▶ Dataset records:
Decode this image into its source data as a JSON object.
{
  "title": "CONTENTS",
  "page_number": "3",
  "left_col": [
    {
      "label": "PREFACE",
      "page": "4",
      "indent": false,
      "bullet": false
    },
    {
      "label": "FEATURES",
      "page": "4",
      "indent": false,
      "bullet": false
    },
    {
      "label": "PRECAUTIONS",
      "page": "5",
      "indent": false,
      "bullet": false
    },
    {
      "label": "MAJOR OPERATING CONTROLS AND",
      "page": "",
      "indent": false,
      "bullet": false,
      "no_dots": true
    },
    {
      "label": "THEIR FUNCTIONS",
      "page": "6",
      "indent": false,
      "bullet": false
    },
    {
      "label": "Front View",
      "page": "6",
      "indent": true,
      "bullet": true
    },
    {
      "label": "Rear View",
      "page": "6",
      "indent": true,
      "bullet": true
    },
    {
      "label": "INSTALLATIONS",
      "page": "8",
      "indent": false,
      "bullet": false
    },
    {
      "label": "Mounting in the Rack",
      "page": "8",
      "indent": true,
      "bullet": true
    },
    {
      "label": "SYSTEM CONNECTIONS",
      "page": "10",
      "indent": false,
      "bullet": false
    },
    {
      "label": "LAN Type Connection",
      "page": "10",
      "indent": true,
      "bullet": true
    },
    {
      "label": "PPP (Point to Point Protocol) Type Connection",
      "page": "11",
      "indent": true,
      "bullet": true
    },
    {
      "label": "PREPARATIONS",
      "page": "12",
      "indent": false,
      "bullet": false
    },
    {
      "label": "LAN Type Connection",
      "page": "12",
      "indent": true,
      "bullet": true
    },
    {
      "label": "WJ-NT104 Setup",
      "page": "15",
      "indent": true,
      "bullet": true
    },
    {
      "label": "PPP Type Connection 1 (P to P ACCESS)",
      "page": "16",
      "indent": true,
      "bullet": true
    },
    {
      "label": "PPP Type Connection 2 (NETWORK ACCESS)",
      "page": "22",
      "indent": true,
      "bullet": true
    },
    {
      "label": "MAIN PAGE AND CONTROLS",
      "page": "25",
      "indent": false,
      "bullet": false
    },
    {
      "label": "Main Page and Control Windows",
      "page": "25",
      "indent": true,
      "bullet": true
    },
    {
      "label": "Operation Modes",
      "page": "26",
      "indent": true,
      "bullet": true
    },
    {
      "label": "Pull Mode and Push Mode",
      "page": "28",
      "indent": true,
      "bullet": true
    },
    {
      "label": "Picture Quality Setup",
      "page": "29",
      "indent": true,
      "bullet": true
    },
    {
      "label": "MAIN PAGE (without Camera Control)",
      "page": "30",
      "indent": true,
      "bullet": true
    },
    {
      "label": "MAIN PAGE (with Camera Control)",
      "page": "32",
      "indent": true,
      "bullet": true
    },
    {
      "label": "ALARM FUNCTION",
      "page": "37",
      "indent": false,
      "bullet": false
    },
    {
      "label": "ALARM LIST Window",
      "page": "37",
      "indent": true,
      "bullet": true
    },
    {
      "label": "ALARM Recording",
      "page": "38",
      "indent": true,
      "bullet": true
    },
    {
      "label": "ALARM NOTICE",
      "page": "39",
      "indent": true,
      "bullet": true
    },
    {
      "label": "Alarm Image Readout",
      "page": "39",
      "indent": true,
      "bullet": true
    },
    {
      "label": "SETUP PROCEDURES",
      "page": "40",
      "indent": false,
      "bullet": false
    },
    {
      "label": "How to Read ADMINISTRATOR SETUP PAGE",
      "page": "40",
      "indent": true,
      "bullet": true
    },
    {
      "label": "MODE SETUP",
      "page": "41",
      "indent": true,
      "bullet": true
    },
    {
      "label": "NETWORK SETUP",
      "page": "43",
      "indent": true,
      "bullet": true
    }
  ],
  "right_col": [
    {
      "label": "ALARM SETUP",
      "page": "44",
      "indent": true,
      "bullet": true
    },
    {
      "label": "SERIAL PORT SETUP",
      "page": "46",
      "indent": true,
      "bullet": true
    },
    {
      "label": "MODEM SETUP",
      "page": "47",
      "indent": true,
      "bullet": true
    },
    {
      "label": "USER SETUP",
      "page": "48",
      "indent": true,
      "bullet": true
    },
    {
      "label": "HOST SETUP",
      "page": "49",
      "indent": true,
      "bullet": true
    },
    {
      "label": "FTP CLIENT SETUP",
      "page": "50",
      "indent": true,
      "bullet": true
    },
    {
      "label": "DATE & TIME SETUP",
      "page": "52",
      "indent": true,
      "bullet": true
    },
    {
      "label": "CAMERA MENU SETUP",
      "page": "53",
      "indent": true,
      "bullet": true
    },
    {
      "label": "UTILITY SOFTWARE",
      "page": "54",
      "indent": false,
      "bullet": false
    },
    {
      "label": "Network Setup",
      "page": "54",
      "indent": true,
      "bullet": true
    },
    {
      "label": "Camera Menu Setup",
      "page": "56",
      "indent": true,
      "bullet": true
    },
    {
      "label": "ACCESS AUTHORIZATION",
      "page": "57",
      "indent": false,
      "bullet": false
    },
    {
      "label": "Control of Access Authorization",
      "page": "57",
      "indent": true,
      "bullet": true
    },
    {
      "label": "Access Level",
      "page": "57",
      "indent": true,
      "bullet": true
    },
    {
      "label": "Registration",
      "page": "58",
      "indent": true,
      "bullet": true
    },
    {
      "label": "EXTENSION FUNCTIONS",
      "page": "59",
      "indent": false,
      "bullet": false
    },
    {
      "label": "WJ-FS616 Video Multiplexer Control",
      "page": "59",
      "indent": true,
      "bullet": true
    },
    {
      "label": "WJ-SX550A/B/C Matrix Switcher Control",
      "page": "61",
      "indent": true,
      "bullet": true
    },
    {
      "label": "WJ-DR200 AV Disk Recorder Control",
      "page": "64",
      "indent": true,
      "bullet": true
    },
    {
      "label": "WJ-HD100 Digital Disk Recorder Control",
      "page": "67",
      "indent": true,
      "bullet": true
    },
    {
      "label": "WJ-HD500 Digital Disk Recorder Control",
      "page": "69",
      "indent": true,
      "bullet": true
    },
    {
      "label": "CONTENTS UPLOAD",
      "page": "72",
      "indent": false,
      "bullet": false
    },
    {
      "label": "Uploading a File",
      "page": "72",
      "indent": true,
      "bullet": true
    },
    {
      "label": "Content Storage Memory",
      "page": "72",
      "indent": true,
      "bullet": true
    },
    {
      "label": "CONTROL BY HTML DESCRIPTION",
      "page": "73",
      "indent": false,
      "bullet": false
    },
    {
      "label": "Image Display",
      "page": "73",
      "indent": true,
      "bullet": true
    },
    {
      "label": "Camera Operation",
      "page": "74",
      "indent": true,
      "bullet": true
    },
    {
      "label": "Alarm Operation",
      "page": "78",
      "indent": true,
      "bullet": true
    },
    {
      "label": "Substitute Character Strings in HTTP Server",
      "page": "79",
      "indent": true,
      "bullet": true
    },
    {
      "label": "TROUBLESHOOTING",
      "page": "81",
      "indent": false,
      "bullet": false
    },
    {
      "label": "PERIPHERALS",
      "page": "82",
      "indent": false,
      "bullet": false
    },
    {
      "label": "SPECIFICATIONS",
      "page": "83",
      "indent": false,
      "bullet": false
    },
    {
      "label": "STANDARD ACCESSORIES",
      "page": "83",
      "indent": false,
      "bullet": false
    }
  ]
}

▶ Aim: Determine how many lines of the listing hold the word "Disk" and reply with that figure alone.

▶ Answer to this task: 3